● Written exercise
Locate each line below that includes "frac" and reproduce it.

● Given entries
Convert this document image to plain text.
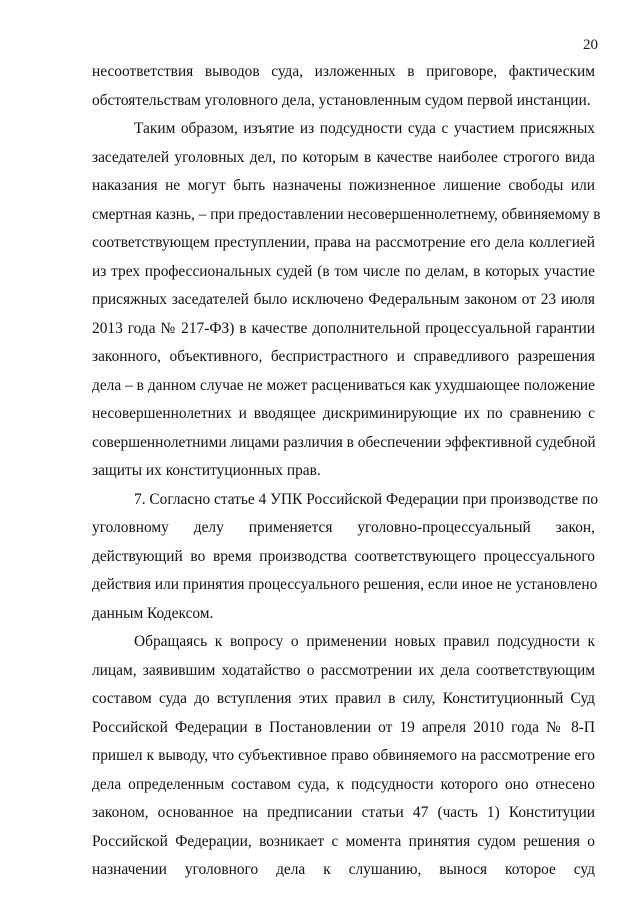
20
несоответствия выводов суда, изложенных в приговоре, фактическим
обстоятельствам уголовного дела, установленным судом первой инстанции.
Таким образом, изъятие из подсудности суда с участием присяжных
заседателей уголовных дел, по которым в качестве наиболее строгого вида
наказания не могут быть назначены пожизненное лишение свободы или
смертная казнь, – при предоставлении несовершеннолетнему, обвиняемому в
соответствующем преступлении, права на рассмотрение его дела коллегией
из трех профессиональных судей (в том числе по делам, в которых участие
присяжных заседателей было исключено Федеральным законом от 23 июля
2013 года № 217-ФЗ) в качестве дополнительной процессуальной гарантии
законного, объективного, беспристрастного и справедливого разрешения
дела – в данном случае не может расцениваться как ухудшающее положение
несовершеннолетних и вводящее дискриминирующие их по сравнению с
совершеннолетними лицами различия в обеспечении эффективной судебной
защиты их конституционных прав.
7. Согласно статье 4 УПК Российской Федерации при производстве по
уголовному делу применяется уголовно-процессуальный закон,
действующий во время производства соответствующего процессуального
действия или принятия процессуального решения, если иное не установлено
данным Кодексом.
Обращаясь к вопросу о применении новых правил подсудности к
лицам, заявившим ходатайство о рассмотрении их дела соответствующим
составом суда до вступления этих правил в силу, Конституционный Суд
Российской Федерации в Постановлении от 19 апреля 2010 года № 8-П
пришел к выводу, что субъективное право обвиняемого на рассмотрение его
дела определенным составом суда, к подсудности которого оно отнесено
законом, основанное на предписании статьи 47 (часть 1) Конституции
Российской Федерации, возникает с момента принятия судом решения о
назначении уголовного дела к слушанию, вынося которое суд
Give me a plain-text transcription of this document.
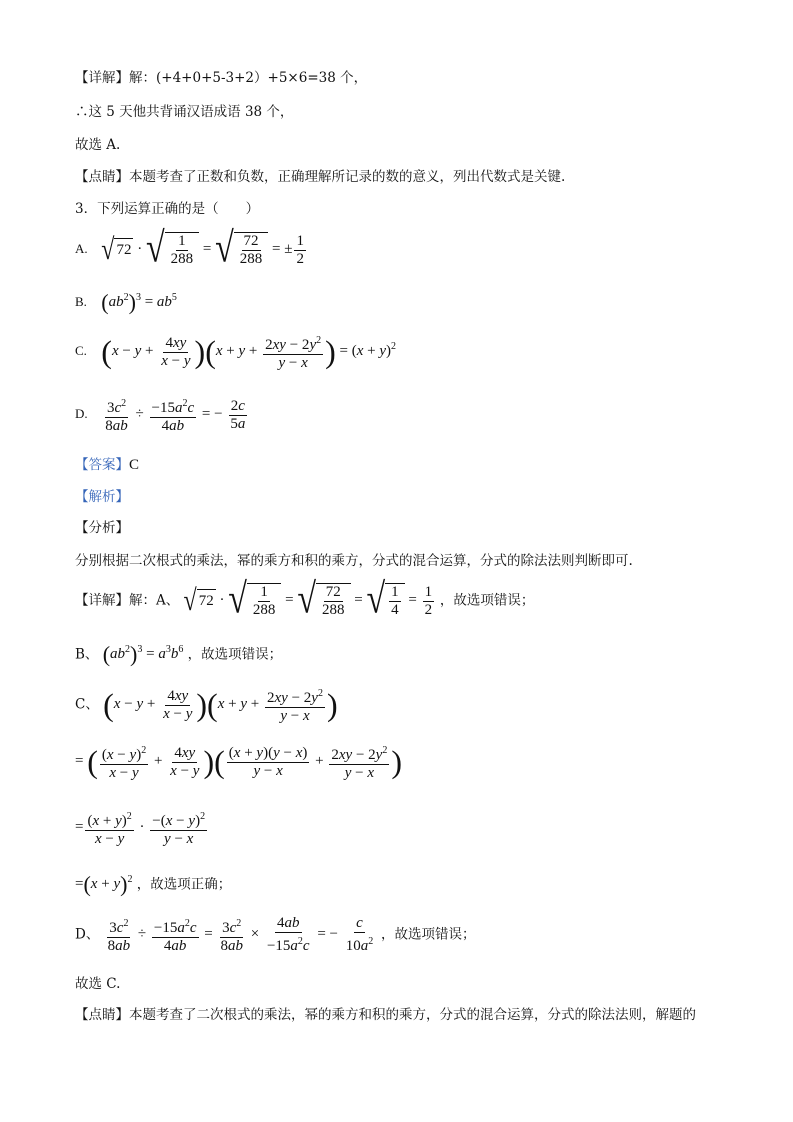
【详解】解：(+4+0+5-3+2）+5×6=38 个，
∴这 5 天他共背诵汉语成语 38 个，
故选 A.
【点睛】本题考查了正数和负数，正确理解所记录的数的意义，列出代数式是关键.
3．下列运算正确的是（　　）
A. √ 72 · √ $\frac{1}{288}$ = √ $\frac{72}{288}$ = ± $\frac{1}{2}$
B. $(ab^2)^3 = ab^5$
C. $(x - y + \frac{4xy}{x - y} )(x + y + \frac{2xy - 2y^2}{y - x}$ ) = $(x + y)^2$
D. $\frac{3c^2}{8ab} \div \frac{-15a^2c}{4ab}$ = − $\frac{2c}{5a}$
【答案】C
【解析】
【分析】
分别根据二次根式的乘法，幂的乘方和积的乘方，分式的混合运算，分式的除法法则判断即可.
【详解】解：A、 √ 72 · √ $\frac{1}{288}$ = √ $\frac{72}{288}$ = √ $\frac{1}{4} = \frac{1}{2}$ ，故选项错误；
B、 $(ab^2)^3 = a^3b^6$ ，故选项错误；
C、 $(x - y + \frac{4xy}{x - y} )(x + y + \frac{2xy - 2y^2}{y - x}$ )
= ( $\frac{(x - y)^2}{x - y} + \frac{4xy}{x - y}$ )( $\frac{(x + y)(y - x)}{y - x} + \frac{2xy - 2y^2}{y - x}$ )
= $\frac{(x + y)^2}{x - y} \cdot \frac{-(x - y)^2}{y - x}$
$=(x + y)^2$ ，故选项正确；
D、 $\frac{3c^2}{8ab} \div \frac{-15a^2c}{4ab} = \frac{3c^2}{8ab} \times \frac{4ab}{-15a^2c}$ = − $\frac{c}{10a^2}$ ，故选项错误；
故选 C.
【点睛】本题考查了二次根式的乘法，幂的乘方和积的乘方，分式的混合运算，分式的除法法则，解题的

● Solution to the exercise
A. √ 72 · √ $\frac{1}{288}$ = √ $\frac{72}{288}$ = ± $\frac{1}{2}$
C. $(x - y + \frac{4xy}{x - y} )(x + y + \frac{2xy - 2y^2}{y - x}$ ) = $(x + y)^2$
D. $\frac{3c^2}{8ab} \div \frac{-15a^2c}{4ab}$ = − $\frac{2c}{5a}$
【详解】解：A、 √ 72 · √ $\frac{1}{288}$ = √ $\frac{72}{288}$ = √ $\frac{1}{4} = \frac{1}{2}$ ，故选项错误；
C、 $(x - y + \frac{4xy}{x - y} )(x + y + \frac{2xy - 2y^2}{y - x}$ )
= ( $\frac{(x - y)^2}{x - y} + \frac{4xy}{x - y}$ )( $\frac{(x + y)(y - x)}{y - x} + \frac{2xy - 2y^2}{y - x}$ )
= $\frac{(x + y)^2}{x - y} \cdot \frac{-(x - y)^2}{y - x}$
D、 $\frac{3c^2}{8ab} \div \frac{-15a^2c}{4ab} = \frac{3c^2}{8ab} \times \frac{4ab}{-15a^2c}$ = − $\frac{c}{10a^2}$ ，故选项错误；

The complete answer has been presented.